### PROVIDED TEXT ###

Milko Kos (12 December 1892 - 24 March 1972) was a Slovenian historian, considered the father of the Ljubljana school of historiography.
==Early life and education==
He was born in the town of Gorizia (then part of Austro-Hungarian Empire, now in Italy), where his father, the renowned medievalist Franc Kos, taught at the state high school. His mother was a Friulian from Gorizia and Gradisca. His younger brother Anton Gojmir Kos later became a prominent painter.

He studied history at the University of Vienna, specializing in the social history of the Middle Ages. He was an expert on medieval settlement patterns in the Slovene Lands. He also wrote about the social history of medieval towns and issues related to early Slovenian history, including the Slavic principality of Carantania and the Freising manuscripts.

==Career==
In 1928, he started teaching at the University of Ljubljana, where he replaced Ljudmil Hauptmann as the head of the chair for Slovene history. In this position, he influenced almost all Slovenian historians of the post–World War II period; most of them graduated under his direct supervision, including Fran Zwitter and Bogo Grafenauer.

### SUPPLIED DATA ###

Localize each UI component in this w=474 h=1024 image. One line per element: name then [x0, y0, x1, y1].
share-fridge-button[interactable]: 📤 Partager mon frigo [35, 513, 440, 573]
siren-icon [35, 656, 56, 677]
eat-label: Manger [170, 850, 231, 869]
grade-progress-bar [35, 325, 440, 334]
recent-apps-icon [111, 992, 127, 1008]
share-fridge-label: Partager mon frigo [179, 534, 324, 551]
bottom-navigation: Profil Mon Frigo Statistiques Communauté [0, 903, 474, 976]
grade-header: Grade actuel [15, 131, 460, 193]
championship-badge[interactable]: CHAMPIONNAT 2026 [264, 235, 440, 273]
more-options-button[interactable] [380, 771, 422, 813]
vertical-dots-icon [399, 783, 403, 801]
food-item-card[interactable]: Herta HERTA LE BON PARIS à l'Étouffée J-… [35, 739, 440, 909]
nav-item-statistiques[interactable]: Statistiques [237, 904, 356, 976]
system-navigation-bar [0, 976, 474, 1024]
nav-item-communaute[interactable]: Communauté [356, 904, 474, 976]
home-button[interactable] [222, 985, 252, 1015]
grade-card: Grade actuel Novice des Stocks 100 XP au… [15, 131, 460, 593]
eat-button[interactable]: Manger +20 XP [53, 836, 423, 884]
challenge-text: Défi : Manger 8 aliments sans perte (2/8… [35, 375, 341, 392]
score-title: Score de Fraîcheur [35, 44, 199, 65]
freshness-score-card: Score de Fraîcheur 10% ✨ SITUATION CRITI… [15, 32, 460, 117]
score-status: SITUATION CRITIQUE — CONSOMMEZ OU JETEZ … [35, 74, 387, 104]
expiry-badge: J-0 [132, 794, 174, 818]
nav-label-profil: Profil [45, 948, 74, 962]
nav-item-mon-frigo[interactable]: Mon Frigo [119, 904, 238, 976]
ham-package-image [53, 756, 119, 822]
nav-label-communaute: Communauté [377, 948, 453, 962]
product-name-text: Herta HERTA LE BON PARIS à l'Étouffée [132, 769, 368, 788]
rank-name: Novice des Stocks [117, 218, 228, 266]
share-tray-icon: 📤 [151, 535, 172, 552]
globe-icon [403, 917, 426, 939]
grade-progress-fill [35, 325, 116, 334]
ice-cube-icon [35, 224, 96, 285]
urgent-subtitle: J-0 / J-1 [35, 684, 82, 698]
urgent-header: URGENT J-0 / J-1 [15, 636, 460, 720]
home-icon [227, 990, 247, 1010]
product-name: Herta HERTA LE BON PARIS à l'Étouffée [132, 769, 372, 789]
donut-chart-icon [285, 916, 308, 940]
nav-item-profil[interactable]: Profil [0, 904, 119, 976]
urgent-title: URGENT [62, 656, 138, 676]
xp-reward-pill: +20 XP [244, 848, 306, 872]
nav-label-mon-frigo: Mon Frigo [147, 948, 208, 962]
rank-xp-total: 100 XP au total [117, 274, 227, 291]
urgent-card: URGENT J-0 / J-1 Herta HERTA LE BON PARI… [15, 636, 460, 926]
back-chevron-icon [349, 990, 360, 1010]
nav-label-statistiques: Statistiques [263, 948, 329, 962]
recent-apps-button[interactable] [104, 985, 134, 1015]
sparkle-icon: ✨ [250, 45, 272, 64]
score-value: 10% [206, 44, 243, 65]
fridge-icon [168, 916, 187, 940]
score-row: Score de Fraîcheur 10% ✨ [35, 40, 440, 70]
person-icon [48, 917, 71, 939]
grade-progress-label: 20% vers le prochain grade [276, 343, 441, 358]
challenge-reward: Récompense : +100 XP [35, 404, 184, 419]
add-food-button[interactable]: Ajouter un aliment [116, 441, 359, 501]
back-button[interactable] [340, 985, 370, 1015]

###

- **TASKS TO COMPLETE**:
1/ From the biography of Milko Kos, list every person named other than Milko Kos himself.
2/ In one to three sentences, explain what position, according to the biography of Milko Kos, let him influence almost all Slovenian historians of the post–World War II period, and how that influence came about.
3/ Continue the biography of Milko Kos from the end of the paragraph on his career.

- **ACTIVITY ANSWERS**:
1/ Franc Kos, Anton Gojmir Kos, Ljudmil Hauptmann, Fran Zwitter, Bogo Grafenauer

2/ In 1928 he began teaching at the University of Ljubljana, where he replaced Ljudmil Hauptmann as head of the chair for Slovene history. In that post he influenced almost all post–World War II Slovenian historians because most of them graduated under his direct supervision, among them Fran Zwitter and Bogo Grafenauer.

3/
Between 1941 and 1945, Kos served as the chancellor of the University of Ljubljana. During the difficult period of Italian and Nazi German annexation of Slovenia, Kos maintained an underground connection with the Liberation Front of the Slovenian People.

After the war, he became a member of the Slovenian Academy of Sciences and Arts. In 1955, he received the Prešeren Award, the highest recognition for cultural achievements in Slovenia, for his work on the land registers in the Slovenian Littoral.

==Death and legacy==
He died in Ljubljana.

The Milko Kos Historical Institute of Ljubljana is named after him.